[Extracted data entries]
********

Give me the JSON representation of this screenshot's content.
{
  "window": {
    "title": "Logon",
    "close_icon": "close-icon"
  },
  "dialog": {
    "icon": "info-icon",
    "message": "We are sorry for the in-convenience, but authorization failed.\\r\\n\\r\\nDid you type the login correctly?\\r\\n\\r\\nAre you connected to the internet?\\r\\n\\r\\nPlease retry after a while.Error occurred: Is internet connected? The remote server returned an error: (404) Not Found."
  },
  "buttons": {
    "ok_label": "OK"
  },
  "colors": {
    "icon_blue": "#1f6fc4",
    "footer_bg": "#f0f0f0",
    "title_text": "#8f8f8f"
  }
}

********

Set all of the entries down again, exactly as they were given.

Give me the JSON representation of this screenshot's content.
{
  "window": {
    "title": "Logon",
    "close_icon": "close-icon"
  },
  "dialog": {
    "icon": "info-icon",
    "message": "We are sorry for the in-convenience, but authorization failed.\\r\\n\\r\\nDid you type the login correctly?\\r\\n\\r\\nAre you connected to the internet?\\r\\n\\r\\nPlease retry after a while.Error occurred: Is internet connected? The remote server returned an error: (404) Not Found."
  },
  "buttons": {
    "ok_label": "OK"
  },
  "colors": {
    "icon_blue": "#1f6fc4",
    "footer_bg": "#f0f0f0",
    "title_text": "#8f8f8f"
  }
}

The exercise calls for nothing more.